Return all of the entries word for word, but omit the pictures they contain.

** START **

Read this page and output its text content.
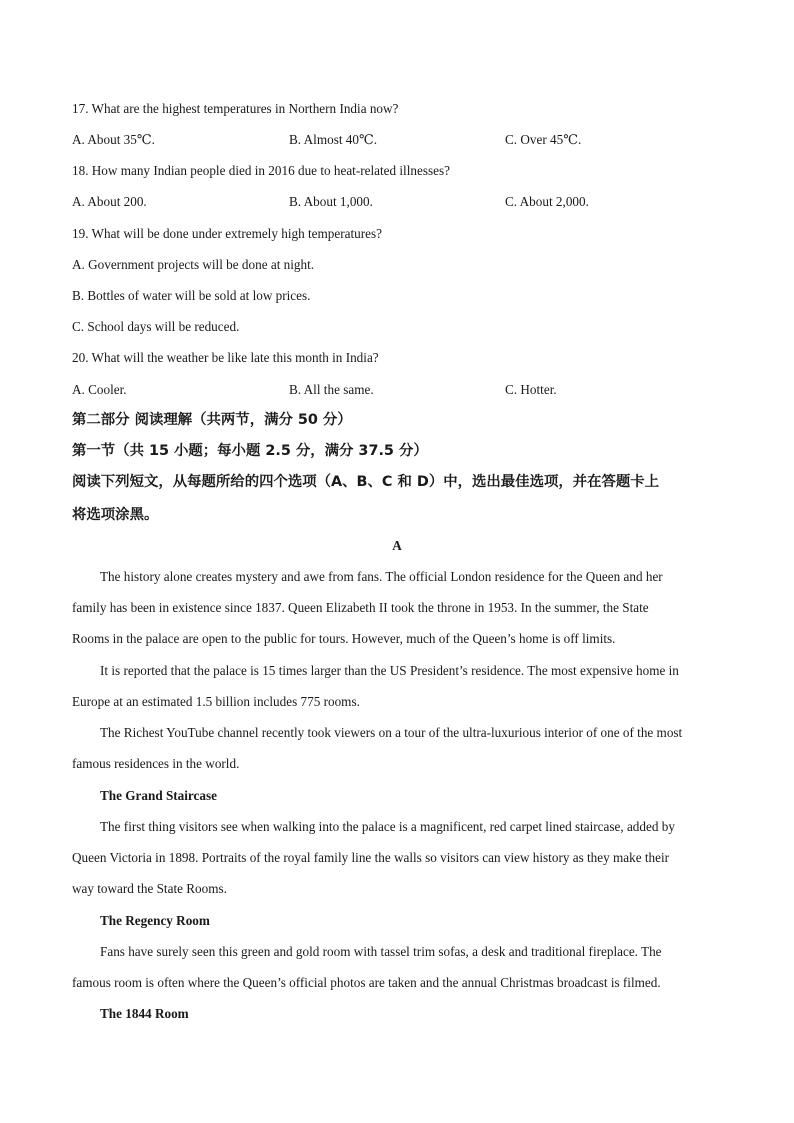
17. What are the highest temperatures in Northern India now?
A. About 35℃.	B. Almost 40℃.	C. Over 45℃.
18. How many Indian people died in 2016 due to heat-related illnesses?
A. About 200.	B. About 1,000.	C. About 2,000.
19. What will be done under extremely high temperatures?
A. Government projects will be done at night.
B. Bottles of water will be sold at low prices.
C. School days will be reduced.
20. What will the weather be like late this month in India?
A. Cooler.	B. All the same.	C. Hotter.
第二部分 阅读理解（共两节，满分 50 分）
第一节（共 15 小题；每小题 2.5 分，满分 37.5 分）
阅读下列短文，从每题所给的四个选项（A、B、C 和 D）中，选出最佳选项，并在答题卡上
将选项涂黑。
A
The history alone creates mystery and awe from fans. The official London residence for the Queen and her
family has been in existence since 1837. Queen Elizabeth II took the throne in 1953. In the summer, the State
Rooms in the palace are open to the public for tours. However, much of the Queen’s home is off limits.
It is reported that the palace is 15 times larger than the US President’s residence. The most expensive home in
Europe at an estimated 1.5 billion includes 775 rooms.
The Richest YouTube channel recently took viewers on a tour of the ultra-luxurious interior of one of the most
famous residences in the world.
The Grand Staircase
The first thing visitors see when walking into the palace is a magnificent, red carpet lined staircase, added by
Queen Victoria in 1898. Portraits of the royal family line the walls so visitors can view history as they make their
way toward the State Rooms.
The Regency Room
Fans have surely seen this green and gold room with tassel trim sofas, a desk and traditional fireplace. The
famous room is often where the Queen’s official photos are taken and the annual Christmas broadcast is filmed.
The 1844 Room
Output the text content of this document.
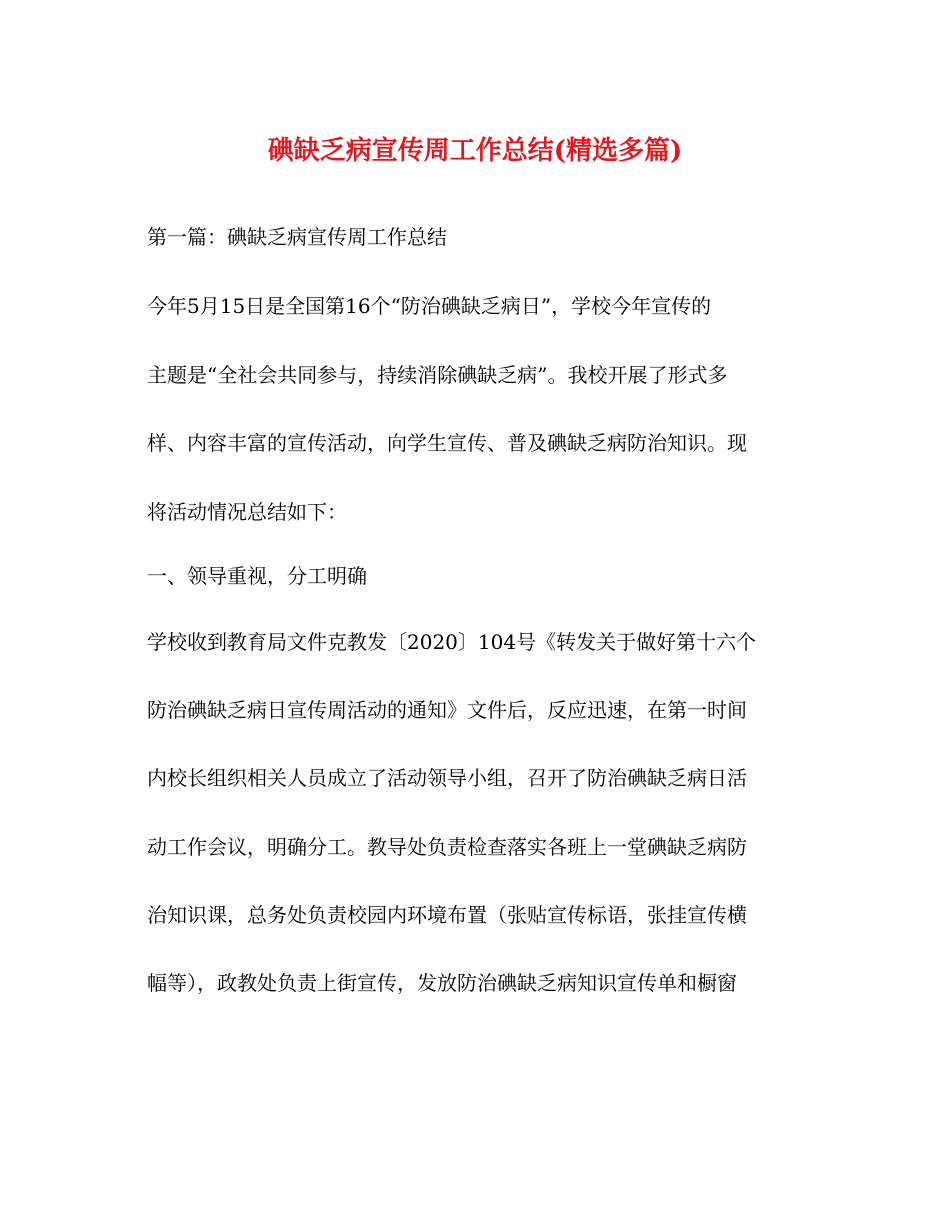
碘缺乏病宣传周工作总结(精选多篇)
第一篇：碘缺乏病宣传周工作总结
今年5月15日是全国第16个“防治碘缺乏病日”，学校今年宣传的
主题是“全社会共同参与，持续消除碘缺乏病”。我校开展了形式多
样、内容丰富的宣传活动，向学生宣传、普及碘缺乏病防治知识。现
将活动情况总结如下：
一、领导重视，分工明确
学校收到教育局文件克教发〔2020〕104号《转发关于做好第十六个
防治碘缺乏病日宣传周活动的通知》文件后，反应迅速，在第一时间
内校长组织相关人员成立了活动领导小组，召开了防治碘缺乏病日活
动工作会议，明确分工。教导处负责检查落实各班上一堂碘缺乏病防
治知识课，总务处负责校园内环境布置（张贴宣传标语，张挂宣传横
幅等），政教处负责上街宣传，发放防治碘缺乏病知识宣传单和橱窗
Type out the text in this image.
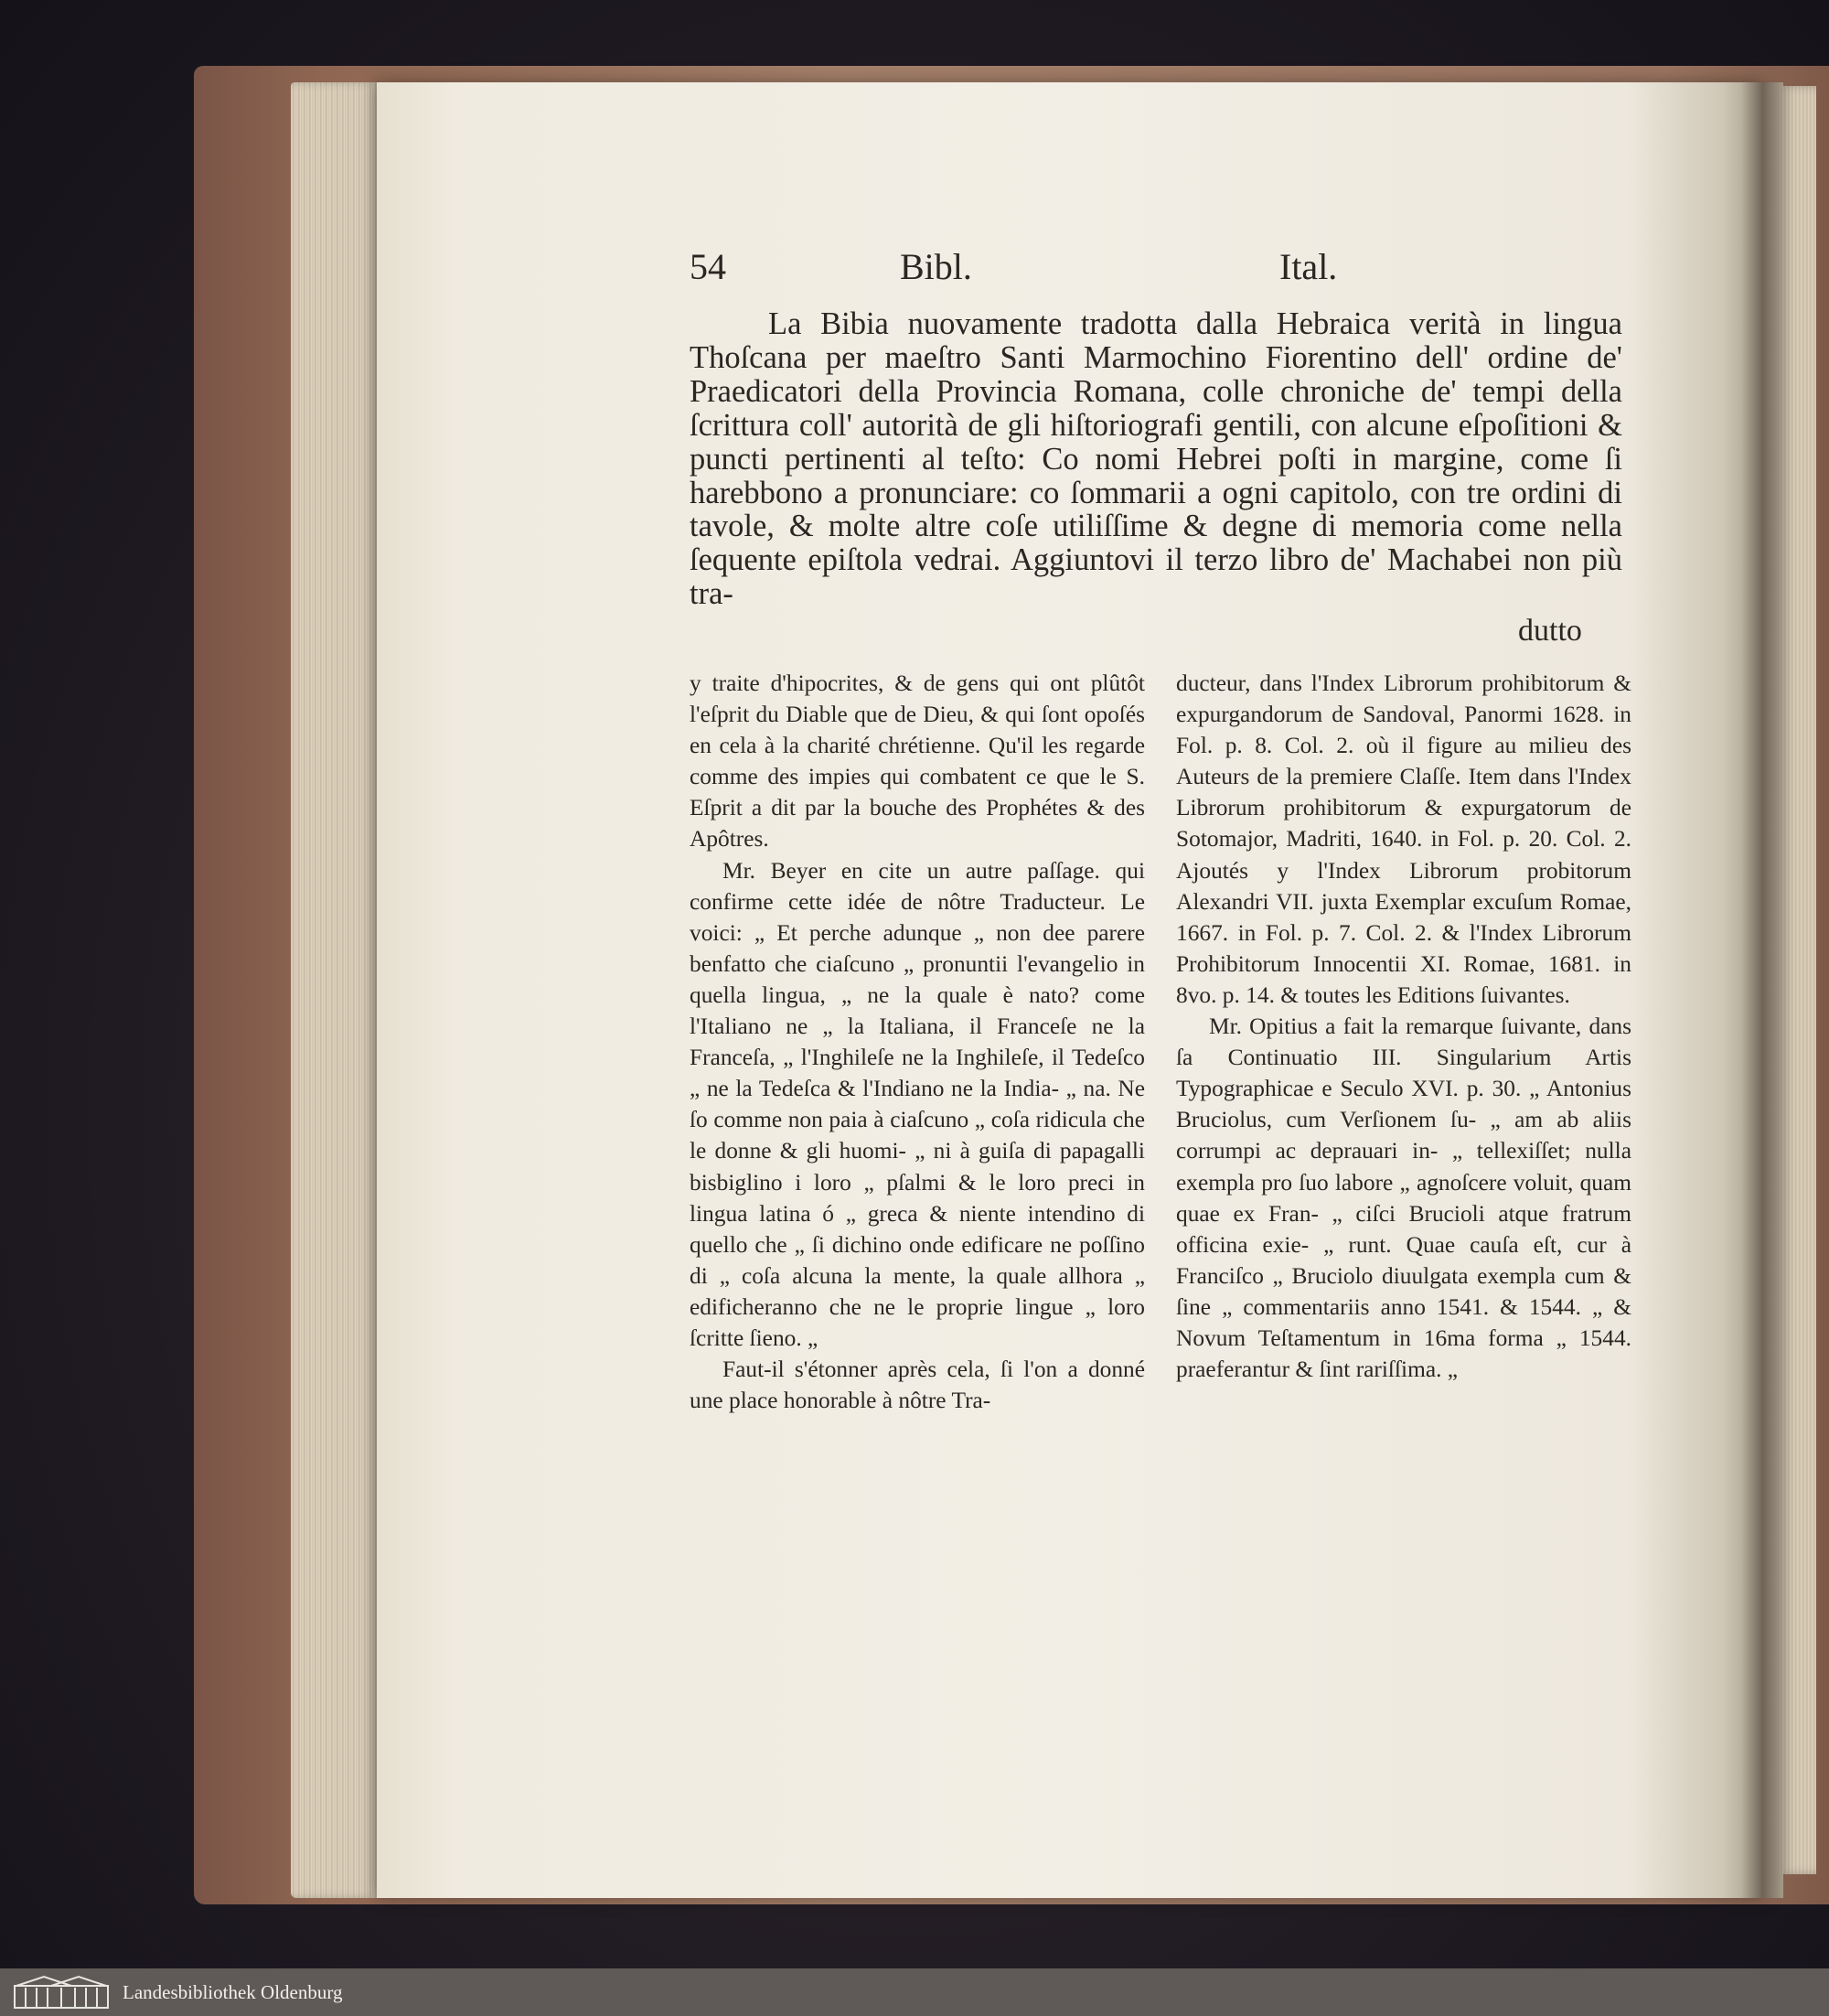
54	Bibl.	Ital.
La Bibia nuovamente tradotta dalla Hebraica verità in lingua Thoſcana per maeſtro Santi Marmochino Fiorentino dell' ordine de' Praedicatori della Provincia Romana, colle chroniche de' tempi della ſcrittura coll' autorità de gli hiſtoriografi gentili, con alcune eſpoſitioni & puncti pertinenti al teſto: Co nomi Hebrei poſti in margine, come ſi harebbono a pronunciare: co ſommarii a ogni capitolo, con tre ordini di tavole, & molte altre coſe utiliſſime & degne di memoria come nella ſequente epiſtola vedrai. Aggiuntovi il terzo libro de' Machabei non più tra-
dutto

y traite d'hipocrites, & de gens qui ont plûtôt l'eſprit du Diable que de Dieu, & qui ſont opoſés en cela à la charité chrétienne. Qu'il les regarde comme des impies qui combatent ce que le S. Eſprit a dit par la bouche des Prophétes & des Apôtres.

Mr. Beyer en cite un autre paſſage. qui confirme cette idée de nôtre Traducteur. Le voici: „ Et perche adunque „ non dee parere benfatto che ciaſcuno „ pronuntii l'evangelio in quella lingua, „ ne la quale è nato? come l'Italiano ne „ la Italiana, il Franceſe ne la Franceſa, „ l'Inghileſe ne la Inghileſe, il Tedeſco „ ne la Tedeſca & l'Indiano ne la India- „ na. Ne ſo comme non paia à ciaſcuno „ coſa ridicula che le donne & gli huomi- „ ni à guiſa di papagalli bisbiglino i loro „ pſalmi & le loro preci in lingua latina ó „ greca & niente intendino di quello che „ ſi dichino onde edificare ne poſſino di „ coſa alcuna la mente, la quale allhora „ edificheranno che ne le proprie lingue „ loro ſcritte ſieno. „

Faut-il s'étonner après cela, ſi l'on a donné une place honorable à nôtre Tra-

ducteur, dans l'Index Librorum prohibitorum & expurgandorum de Sandoval, Panormi 1628. in Fol. p. 8. Col. 2. où il figure au milieu des Auteurs de la premiere Claſſe. Item dans l'Index Librorum prohibitorum & expurgatorum de Sotomajor, Madriti, 1640. in Fol. p. 20. Col. 2. Ajoutés y l'Index Librorum probitorum Alexandri VII. juxta Exemplar excuſum Romae, 1667. in Fol. p. 7. Col. 2. & l'Index Librorum Prohibitorum Innocentii XI. Romae, 1681. in 8vo. p. 14. & toutes les Editions ſuivantes.

Mr. Opitius a fait la remarque ſuivante, dans ſa Continuatio III. Singularium Artis Typographicae e Seculo XVI. p. 30. „ Antonius Bruciolus, cum Verſionem ſu- „ am ab aliis corrumpi ac deprauari in- „ tellexiſſet; nulla exempla pro ſuo labore „ agnoſcere voluit, quam quae ex Fran- „ ciſci Brucioli atque fratrum officina exie- „ runt. Quae cauſa eſt, cur à Franciſco „ Bruciolo diuulgata exempla cum & ſine „ commentariis anno 1541. & 1544. „ & Novum Teſtamentum in 16ma forma „ 1544. praeferantur & ſint rariſſima. „

Landesbibliothek Oldenburg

** END **

Task answer -
Read this page and output its text content.
17. What are the highest temperatures in Northern India now?
A. About 35℃.	B. Almost 40℃.	C. Over 45℃.
18. How many Indian people died in 2016 due to heat-related illnesses?
A. About 200.	B. About 1,000.	C. About 2,000.
19. What will be done under extremely high temperatures?
A. Government projects will be done at night.
B. Bottles of water will be sold at low prices.
C. School days will be reduced.
20. What will the weather be like late this month in India?
A. Cooler.	B. All the same.	C. Hotter.
第二部分 阅读理解（共两节，满分 50 分）
第一节（共 15 小题；每小题 2.5 分，满分 37.5 分）
阅读下列短文，从每题所给的四个选项（A、B、C 和 D）中，选出最佳选项，并在答题卡上
将选项涂黑。
A
The history alone creates mystery and awe from fans. The official London residence for the Queen and her
family has been in existence since 1837. Queen Elizabeth II took the throne in 1953. In the summer, the State
Rooms in the palace are open to the public for tours. However, much of the Queen’s home is off limits.
It is reported that the palace is 15 times larger than the US President’s residence. The most expensive home in
Europe at an estimated 1.5 billion includes 775 rooms.
The Richest YouTube channel recently took viewers on a tour of the ultra-luxurious interior of one of the most
famous residences in the world.
The Grand Staircase
The first thing visitors see when walking into the palace is a magnificent, red carpet lined staircase, added by
Queen Victoria in 1898. Portraits of the royal family line the walls so visitors can view history as they make their
way toward the State Rooms.
The Regency Room
Fans have surely seen this green and gold room with tassel trim sofas, a desk and traditional fireplace. The
famous room is often where the Queen’s official photos are taken and the annual Christmas broadcast is filmed.
The 1844 Room
Output the text content of this document.
碘缺乏病宣传周工作总结(精选多篇)
第一篇：碘缺乏病宣传周工作总结
今年5月15日是全国第16个“防治碘缺乏病日”，学校今年宣传的
主题是“全社会共同参与，持续消除碘缺乏病”。我校开展了形式多
样、内容丰富的宣传活动，向学生宣传、普及碘缺乏病防治知识。现
将活动情况总结如下：
一、领导重视，分工明确
学校收到教育局文件克教发〔2020〕104号《转发关于做好第十六个
防治碘缺乏病日宣传周活动的通知》文件后，反应迅速，在第一时间
内校长组织相关人员成立了活动领导小组，召开了防治碘缺乏病日活
动工作会议，明确分工。教导处负责检查落实各班上一堂碘缺乏病防
治知识课，总务处负责校园内环境布置（张贴宣传标语，张挂宣传横
幅等），政教处负责上街宣传，发放防治碘缺乏病知识宣传单和橱窗
Type out the text in this image.
54	Bibl.	Ital.
La Bibia nuovamente tradotta dalla Hebraica verità in lingua Thoſcana per maeſtro Santi Marmochino Fiorentino dell' ordine de' Praedicatori della Provincia Romana, colle chroniche de' tempi della ſcrittura coll' autorità de gli hiſtoriografi gentili, con alcune eſpoſitioni & puncti pertinenti al teſto: Co nomi Hebrei poſti in margine, come ſi harebbono a pronunciare: co ſommarii a ogni capitolo, con tre ordini di tavole, & molte altre coſe utiliſſime & degne di memoria come nella ſequente epiſtola vedrai. Aggiuntovi il terzo libro de' Machabei non più tra-
dutto

y traite d'hipocrites, & de gens qui ont plûtôt l'eſprit du Diable que de Dieu, & qui ſont opoſés en cela à la charité chrétienne. Qu'il les regarde comme des impies qui combatent ce que le S. Eſprit a dit par la bouche des Prophétes & des Apôtres.

Mr. Beyer en cite un autre paſſage. qui confirme cette idée de nôtre Traducteur. Le voici: „ Et perche adunque „ non dee parere benfatto che ciaſcuno „ pronuntii l'evangelio in quella lingua, „ ne la quale è nato? come l'Italiano ne „ la Italiana, il Franceſe ne la Franceſa, „ l'Inghileſe ne la Inghileſe, il Tedeſco „ ne la Tedeſca & l'Indiano ne la India- „ na. Ne ſo comme non paia à ciaſcuno „ coſa ridicula che le donne & gli huomi- „ ni à guiſa di papagalli bisbiglino i loro „ pſalmi & le loro preci in lingua latina ó „ greca & niente intendino di quello che „ ſi dichino onde edificare ne poſſino di „ coſa alcuna la mente, la quale allhora „ edificheranno che ne le proprie lingue „ loro ſcritte ſieno. „

Faut-il s'étonner après cela, ſi l'on a donné une place honorable à nôtre Tra-

ducteur, dans l'Index Librorum prohibitorum & expurgandorum de Sandoval, Panormi 1628. in Fol. p. 8. Col. 2. où il figure au milieu des Auteurs de la premiere Claſſe. Item dans l'Index Librorum prohibitorum & expurgatorum de Sotomajor, Madriti, 1640. in Fol. p. 20. Col. 2. Ajoutés y l'Index Librorum probitorum Alexandri VII. juxta Exemplar excuſum Romae, 1667. in Fol. p. 7. Col. 2. & l'Index Librorum Prohibitorum Innocentii XI. Romae, 1681. in 8vo. p. 14. & toutes les Editions ſuivantes.

Mr. Opitius a fait la remarque ſuivante, dans ſa Continuatio III. Singularium Artis Typographicae e Seculo XVI. p. 30. „ Antonius Bruciolus, cum Verſionem ſu- „ am ab aliis corrumpi ac deprauari in- „ tellexiſſet; nulla exempla pro ſuo labore „ agnoſcere voluit, quam quae ex Fran- „ ciſci Brucioli atque fratrum officina exie- „ runt. Quae cauſa eſt, cur à Franciſco „ Bruciolo diuulgata exempla cum & ſine „ commentariis anno 1541. & 1544. „ & Novum Teſtamentum in 16ma forma „ 1544. praeferantur & ſint rariſſima. „

Landesbibliothek Oldenburg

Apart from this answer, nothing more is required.